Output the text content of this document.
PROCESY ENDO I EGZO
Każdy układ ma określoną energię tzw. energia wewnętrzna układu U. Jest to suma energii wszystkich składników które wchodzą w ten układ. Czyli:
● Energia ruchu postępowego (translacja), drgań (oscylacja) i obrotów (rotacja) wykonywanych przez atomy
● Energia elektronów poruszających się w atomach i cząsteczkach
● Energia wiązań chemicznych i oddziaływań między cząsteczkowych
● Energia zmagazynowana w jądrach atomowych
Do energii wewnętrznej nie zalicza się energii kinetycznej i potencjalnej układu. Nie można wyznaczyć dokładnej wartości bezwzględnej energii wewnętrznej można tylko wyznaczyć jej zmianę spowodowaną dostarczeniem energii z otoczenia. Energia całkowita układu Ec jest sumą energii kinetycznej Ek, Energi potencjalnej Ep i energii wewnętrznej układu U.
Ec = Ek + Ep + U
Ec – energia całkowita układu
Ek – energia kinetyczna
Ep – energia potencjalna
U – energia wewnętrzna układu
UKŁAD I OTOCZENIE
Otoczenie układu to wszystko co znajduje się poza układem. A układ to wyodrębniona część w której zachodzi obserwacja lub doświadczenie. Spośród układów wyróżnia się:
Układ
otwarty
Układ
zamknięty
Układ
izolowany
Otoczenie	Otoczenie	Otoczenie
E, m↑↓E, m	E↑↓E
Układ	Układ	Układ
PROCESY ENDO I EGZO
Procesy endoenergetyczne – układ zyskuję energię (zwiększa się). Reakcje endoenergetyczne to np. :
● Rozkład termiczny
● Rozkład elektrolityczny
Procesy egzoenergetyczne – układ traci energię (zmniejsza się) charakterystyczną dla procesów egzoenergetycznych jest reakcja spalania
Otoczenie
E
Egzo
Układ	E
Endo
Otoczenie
============
Task prompt:
Return the entries in full, keeping every line exactly as it is.

Output:
Output the text content of this document.
PROCESY ENDO I EGZO
Każdy układ ma określoną energię tzw. energia wewnętrzna układu U. Jest to suma energii wszystkich składników które wchodzą w ten układ. Czyli:
● Energia ruchu postępowego (translacja), drgań (oscylacja) i obrotów (rotacja) wykonywanych przez atomy
● Energia elektronów poruszających się w atomach i cząsteczkach
● Energia wiązań chemicznych i oddziaływań między cząsteczkowych
● Energia zmagazynowana w jądrach atomowych
Do energii wewnętrznej nie zalicza się energii kinetycznej i potencjalnej układu. Nie można wyznaczyć dokładnej wartości bezwzględnej energii wewnętrznej można tylko wyznaczyć jej zmianę spowodowaną dostarczeniem energii z otoczenia. Energia całkowita układu Ec jest sumą energii kinetycznej Ek, Energi potencjalnej Ep i energii wewnętrznej układu U.
Ec = Ek + Ep + U
Ec – energia całkowita układu
Ek – energia kinetyczna
Ep – energia potencjalna
U – energia wewnętrzna układu
UKŁAD I OTOCZENIE
Otoczenie układu to wszystko co znajduje się poza układem. A układ to wyodrębniona część w której zachodzi obserwacja lub doświadczenie. Spośród układów wyróżnia się:
Układ
otwarty
Układ
zamknięty
Układ
izolowany
Otoczenie	Otoczenie	Otoczenie
E, m↑↓E, m	E↑↓E
Układ	Układ	Układ
PROCESY ENDO I EGZO
Procesy endoenergetyczne – układ zyskuję energię (zwiększa się). Reakcje endoenergetyczne to np. :
● Rozkład termiczny
● Rozkład elektrolityczny
Procesy egzoenergetyczne – układ traci energię (zmniejsza się) charakterystyczną dla procesów egzoenergetycznych jest reakcja spalania
Otoczenie
E
Egzo
Układ	E
Endo
Otoczenie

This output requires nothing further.